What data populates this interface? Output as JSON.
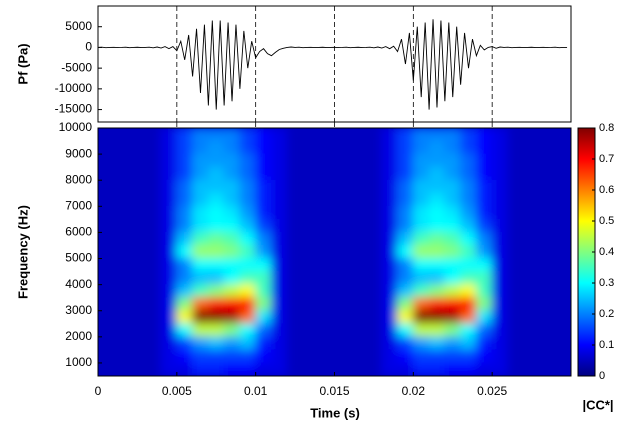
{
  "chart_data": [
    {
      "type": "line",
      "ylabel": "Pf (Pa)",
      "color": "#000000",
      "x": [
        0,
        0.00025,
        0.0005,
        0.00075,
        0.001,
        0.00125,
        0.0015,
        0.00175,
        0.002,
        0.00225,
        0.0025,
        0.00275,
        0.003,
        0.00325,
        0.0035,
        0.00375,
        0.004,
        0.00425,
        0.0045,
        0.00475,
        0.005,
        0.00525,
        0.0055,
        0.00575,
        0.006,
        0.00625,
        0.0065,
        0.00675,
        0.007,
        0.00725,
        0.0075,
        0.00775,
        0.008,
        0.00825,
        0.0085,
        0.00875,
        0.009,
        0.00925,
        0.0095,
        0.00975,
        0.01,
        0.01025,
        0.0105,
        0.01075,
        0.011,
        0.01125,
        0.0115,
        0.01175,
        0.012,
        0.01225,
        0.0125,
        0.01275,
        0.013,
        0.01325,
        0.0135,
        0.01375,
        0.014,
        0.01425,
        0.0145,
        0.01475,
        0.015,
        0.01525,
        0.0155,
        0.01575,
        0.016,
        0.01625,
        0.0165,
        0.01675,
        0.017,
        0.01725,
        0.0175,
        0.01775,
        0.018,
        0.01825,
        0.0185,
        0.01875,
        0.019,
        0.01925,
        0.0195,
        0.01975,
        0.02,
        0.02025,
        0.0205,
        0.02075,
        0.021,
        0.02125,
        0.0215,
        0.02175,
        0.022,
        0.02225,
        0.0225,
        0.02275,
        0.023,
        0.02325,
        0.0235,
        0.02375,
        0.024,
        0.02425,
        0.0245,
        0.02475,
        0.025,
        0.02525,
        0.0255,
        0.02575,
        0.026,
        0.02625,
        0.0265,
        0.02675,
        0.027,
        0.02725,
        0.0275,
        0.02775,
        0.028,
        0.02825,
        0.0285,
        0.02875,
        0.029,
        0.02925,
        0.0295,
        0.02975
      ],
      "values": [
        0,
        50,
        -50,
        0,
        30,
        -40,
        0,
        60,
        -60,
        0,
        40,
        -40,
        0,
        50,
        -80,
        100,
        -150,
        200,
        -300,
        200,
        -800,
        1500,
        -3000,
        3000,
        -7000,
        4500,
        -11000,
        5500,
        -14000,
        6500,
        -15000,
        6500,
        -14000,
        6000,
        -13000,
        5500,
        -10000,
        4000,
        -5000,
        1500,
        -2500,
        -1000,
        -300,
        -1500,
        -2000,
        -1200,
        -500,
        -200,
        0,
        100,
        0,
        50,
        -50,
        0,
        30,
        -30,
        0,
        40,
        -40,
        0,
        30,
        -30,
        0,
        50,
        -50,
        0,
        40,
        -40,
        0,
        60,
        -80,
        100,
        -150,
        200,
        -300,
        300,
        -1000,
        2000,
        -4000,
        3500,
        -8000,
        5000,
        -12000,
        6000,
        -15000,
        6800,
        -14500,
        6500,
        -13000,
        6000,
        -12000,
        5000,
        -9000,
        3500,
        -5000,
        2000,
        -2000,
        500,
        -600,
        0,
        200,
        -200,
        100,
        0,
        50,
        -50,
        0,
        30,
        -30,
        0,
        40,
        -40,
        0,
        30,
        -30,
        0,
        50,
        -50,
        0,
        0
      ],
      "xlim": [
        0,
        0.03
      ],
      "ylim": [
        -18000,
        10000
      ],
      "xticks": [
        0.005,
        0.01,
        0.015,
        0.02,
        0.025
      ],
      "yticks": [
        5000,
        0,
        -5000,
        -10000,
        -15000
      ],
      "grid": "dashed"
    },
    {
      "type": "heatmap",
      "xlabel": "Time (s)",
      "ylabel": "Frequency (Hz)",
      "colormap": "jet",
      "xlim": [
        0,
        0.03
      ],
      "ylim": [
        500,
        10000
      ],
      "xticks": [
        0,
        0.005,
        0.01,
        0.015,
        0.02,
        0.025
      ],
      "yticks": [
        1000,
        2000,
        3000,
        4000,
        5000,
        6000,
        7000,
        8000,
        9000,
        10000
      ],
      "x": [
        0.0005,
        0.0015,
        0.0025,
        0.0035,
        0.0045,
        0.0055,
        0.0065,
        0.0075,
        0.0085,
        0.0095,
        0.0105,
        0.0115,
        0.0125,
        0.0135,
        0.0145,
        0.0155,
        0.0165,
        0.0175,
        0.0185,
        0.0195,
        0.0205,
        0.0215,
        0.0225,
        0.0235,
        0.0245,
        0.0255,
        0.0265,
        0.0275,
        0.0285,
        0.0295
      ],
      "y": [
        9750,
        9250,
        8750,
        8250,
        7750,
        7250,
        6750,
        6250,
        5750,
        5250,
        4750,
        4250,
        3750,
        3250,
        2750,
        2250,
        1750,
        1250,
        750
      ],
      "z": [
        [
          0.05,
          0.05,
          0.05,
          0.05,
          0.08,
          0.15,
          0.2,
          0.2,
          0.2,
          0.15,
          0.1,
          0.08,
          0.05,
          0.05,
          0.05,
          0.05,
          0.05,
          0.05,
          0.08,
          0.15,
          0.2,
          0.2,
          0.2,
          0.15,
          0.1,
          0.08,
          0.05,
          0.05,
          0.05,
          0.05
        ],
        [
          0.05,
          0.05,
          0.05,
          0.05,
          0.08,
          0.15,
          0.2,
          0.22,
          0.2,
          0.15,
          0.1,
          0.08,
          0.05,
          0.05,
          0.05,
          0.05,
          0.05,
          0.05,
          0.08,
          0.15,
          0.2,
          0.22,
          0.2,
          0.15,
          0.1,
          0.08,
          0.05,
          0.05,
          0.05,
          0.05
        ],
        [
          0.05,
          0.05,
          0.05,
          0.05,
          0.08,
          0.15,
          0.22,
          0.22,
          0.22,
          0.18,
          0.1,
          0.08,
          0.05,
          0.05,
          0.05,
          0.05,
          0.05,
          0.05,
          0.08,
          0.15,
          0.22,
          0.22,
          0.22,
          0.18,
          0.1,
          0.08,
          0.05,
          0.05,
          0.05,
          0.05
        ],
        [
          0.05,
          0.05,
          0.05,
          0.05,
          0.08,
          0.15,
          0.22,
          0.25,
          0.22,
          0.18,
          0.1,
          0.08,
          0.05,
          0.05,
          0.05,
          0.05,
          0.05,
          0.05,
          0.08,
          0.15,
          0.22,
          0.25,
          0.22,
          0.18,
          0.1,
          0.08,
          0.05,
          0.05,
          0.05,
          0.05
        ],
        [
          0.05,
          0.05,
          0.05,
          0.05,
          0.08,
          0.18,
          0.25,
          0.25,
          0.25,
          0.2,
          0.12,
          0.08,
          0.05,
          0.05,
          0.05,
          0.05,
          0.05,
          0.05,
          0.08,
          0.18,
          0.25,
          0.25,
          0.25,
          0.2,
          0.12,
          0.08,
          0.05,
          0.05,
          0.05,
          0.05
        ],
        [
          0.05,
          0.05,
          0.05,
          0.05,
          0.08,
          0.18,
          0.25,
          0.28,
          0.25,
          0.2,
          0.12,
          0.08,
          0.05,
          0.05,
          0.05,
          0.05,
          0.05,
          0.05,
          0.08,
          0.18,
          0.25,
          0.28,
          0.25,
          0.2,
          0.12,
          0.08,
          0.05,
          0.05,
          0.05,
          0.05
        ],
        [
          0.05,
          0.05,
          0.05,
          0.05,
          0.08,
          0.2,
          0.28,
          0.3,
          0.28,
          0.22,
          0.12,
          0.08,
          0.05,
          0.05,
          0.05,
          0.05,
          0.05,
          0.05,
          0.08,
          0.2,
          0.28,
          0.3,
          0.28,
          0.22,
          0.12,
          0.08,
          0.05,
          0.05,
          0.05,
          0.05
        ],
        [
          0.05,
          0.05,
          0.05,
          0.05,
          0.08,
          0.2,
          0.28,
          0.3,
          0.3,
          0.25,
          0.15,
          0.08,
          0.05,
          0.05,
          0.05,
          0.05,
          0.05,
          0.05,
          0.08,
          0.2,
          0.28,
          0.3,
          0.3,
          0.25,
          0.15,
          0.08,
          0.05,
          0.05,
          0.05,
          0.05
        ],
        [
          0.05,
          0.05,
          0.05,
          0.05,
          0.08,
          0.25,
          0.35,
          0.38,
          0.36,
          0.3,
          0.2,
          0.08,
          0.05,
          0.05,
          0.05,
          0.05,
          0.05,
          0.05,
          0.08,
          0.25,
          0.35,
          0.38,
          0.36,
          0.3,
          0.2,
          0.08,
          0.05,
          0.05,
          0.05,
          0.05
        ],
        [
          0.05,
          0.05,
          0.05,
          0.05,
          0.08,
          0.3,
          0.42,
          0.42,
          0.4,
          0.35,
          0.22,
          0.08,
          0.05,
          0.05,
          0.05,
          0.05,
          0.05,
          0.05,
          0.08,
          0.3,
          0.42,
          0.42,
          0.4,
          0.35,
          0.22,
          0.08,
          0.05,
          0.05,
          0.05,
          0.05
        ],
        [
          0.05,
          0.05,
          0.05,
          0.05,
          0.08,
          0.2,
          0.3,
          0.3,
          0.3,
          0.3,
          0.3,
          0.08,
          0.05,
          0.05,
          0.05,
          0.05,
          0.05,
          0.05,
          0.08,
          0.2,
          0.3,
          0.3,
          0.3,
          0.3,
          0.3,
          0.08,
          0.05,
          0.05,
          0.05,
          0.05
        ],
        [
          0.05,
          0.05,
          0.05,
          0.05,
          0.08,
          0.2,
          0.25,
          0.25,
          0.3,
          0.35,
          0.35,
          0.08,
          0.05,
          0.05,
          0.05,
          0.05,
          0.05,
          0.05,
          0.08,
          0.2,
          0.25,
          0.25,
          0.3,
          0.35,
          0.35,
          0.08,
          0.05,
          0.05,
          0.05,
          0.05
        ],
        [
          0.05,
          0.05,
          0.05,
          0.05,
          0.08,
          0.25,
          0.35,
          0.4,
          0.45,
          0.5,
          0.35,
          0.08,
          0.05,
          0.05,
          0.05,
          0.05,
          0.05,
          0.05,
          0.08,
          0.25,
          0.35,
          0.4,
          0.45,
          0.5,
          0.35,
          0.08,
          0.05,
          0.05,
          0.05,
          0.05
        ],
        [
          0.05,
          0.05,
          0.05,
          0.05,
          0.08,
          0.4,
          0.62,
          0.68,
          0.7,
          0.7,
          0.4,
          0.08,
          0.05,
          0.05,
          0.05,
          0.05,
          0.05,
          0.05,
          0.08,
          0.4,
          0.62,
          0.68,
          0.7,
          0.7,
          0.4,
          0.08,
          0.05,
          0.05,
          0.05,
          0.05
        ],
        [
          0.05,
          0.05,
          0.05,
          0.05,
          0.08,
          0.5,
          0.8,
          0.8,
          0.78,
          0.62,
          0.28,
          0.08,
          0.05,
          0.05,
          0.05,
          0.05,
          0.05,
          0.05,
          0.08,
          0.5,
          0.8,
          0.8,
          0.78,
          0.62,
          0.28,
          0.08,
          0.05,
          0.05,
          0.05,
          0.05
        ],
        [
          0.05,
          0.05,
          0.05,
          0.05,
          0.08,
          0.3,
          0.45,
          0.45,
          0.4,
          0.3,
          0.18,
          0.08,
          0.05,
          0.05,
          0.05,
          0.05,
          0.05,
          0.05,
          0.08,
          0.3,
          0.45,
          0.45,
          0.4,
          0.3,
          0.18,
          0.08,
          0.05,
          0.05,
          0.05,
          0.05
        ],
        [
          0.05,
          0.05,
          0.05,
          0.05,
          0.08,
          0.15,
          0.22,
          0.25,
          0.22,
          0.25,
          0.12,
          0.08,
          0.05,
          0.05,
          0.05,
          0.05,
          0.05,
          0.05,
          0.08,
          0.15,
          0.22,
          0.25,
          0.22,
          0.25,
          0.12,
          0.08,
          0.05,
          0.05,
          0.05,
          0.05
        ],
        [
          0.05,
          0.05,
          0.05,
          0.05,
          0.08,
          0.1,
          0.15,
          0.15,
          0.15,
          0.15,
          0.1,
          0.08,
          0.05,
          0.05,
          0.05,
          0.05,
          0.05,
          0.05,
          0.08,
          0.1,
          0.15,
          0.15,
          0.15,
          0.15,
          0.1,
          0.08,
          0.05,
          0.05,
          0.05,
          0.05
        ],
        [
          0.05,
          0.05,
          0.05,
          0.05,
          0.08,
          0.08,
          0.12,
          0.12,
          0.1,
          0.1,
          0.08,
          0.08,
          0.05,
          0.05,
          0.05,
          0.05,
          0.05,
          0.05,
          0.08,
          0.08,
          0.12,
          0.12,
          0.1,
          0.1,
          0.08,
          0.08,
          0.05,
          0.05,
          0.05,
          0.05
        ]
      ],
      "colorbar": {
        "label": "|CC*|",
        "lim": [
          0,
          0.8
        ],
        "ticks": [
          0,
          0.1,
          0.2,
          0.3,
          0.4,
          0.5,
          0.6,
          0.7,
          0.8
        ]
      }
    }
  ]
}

━━━━━━━━━━

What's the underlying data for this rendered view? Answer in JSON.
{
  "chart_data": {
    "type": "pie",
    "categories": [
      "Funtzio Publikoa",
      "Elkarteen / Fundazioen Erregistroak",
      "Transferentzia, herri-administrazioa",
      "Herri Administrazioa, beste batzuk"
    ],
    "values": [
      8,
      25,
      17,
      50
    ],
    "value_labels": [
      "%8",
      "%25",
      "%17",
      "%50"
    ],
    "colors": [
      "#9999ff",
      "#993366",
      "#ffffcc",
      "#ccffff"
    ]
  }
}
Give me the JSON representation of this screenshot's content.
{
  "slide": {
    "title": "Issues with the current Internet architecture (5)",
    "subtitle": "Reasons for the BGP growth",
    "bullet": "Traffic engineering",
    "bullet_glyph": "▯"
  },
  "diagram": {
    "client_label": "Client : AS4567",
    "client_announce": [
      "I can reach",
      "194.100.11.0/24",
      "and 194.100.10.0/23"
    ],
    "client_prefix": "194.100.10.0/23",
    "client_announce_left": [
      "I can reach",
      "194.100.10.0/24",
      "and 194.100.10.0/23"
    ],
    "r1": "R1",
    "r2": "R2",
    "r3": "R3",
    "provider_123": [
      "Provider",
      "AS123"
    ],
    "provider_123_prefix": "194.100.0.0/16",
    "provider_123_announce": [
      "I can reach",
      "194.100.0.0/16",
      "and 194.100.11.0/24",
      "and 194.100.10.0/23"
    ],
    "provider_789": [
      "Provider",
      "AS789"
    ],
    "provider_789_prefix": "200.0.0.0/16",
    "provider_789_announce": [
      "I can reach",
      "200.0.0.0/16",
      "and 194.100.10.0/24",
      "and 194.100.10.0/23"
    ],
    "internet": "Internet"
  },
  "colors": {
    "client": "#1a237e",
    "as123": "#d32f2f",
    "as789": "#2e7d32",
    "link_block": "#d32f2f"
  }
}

━━━━━━━━━━

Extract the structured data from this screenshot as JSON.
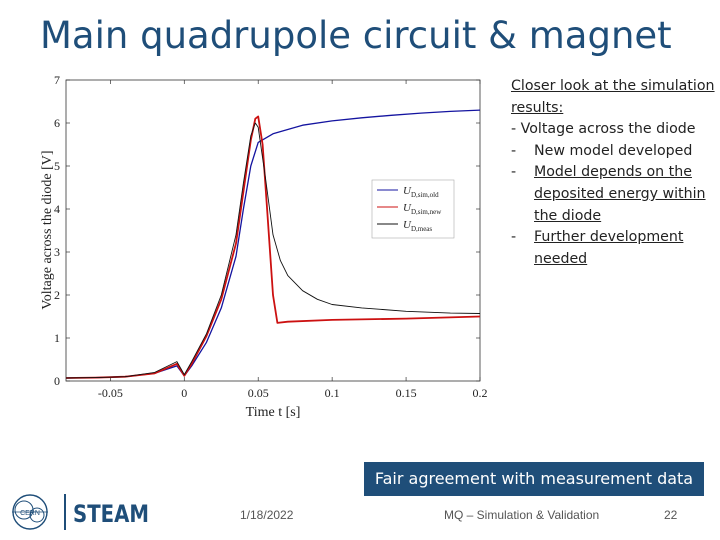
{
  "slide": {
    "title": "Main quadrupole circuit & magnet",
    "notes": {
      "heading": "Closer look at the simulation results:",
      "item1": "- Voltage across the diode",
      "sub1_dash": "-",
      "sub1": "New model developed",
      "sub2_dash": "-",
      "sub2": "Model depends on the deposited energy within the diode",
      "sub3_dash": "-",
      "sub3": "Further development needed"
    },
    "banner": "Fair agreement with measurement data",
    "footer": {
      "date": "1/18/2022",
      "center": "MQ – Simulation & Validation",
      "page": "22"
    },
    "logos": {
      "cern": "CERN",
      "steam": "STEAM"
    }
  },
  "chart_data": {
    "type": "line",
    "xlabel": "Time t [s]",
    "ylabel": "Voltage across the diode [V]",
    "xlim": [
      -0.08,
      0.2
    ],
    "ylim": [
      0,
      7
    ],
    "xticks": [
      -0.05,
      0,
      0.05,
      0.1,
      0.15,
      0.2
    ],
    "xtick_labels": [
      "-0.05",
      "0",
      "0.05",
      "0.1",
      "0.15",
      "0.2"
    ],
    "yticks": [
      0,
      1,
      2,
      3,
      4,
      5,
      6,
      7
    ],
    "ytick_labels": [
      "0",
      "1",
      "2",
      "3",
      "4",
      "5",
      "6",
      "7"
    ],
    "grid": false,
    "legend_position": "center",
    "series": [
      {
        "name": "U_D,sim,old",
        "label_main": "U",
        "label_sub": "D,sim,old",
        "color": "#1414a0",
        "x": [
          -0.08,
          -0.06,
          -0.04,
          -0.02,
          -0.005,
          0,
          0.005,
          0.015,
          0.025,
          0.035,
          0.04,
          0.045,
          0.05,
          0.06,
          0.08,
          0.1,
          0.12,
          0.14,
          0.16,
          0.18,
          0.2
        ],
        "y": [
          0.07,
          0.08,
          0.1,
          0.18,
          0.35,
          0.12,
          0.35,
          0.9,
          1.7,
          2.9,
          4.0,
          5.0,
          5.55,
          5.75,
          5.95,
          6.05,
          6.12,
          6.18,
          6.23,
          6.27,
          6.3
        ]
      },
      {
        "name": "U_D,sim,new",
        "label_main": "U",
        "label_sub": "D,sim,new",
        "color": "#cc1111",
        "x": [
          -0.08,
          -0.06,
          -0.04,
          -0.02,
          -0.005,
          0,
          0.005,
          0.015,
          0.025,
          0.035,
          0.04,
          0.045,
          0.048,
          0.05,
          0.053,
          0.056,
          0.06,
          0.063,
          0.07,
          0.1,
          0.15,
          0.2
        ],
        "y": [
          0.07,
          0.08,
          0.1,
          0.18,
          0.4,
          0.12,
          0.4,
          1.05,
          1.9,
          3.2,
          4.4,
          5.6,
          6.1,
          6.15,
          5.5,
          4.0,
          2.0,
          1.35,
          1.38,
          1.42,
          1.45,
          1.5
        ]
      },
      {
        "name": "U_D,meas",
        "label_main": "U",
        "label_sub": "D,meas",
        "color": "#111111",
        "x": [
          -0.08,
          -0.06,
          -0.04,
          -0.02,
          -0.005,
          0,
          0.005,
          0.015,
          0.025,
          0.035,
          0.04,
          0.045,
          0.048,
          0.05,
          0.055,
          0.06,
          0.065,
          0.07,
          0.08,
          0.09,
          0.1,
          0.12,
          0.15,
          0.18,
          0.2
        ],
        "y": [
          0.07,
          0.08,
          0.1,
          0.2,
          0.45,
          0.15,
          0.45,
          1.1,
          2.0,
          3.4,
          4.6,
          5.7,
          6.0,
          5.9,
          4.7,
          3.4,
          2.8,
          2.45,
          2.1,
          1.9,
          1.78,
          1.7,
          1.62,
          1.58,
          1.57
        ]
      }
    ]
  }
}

━━━━━━━━━━

• **Exercise description**
From the records above, pull out every line containing the word "type".

• **Full output**
      "type": "line",
      "type": "heatmap",
    "type": "pie",
    "type": "line",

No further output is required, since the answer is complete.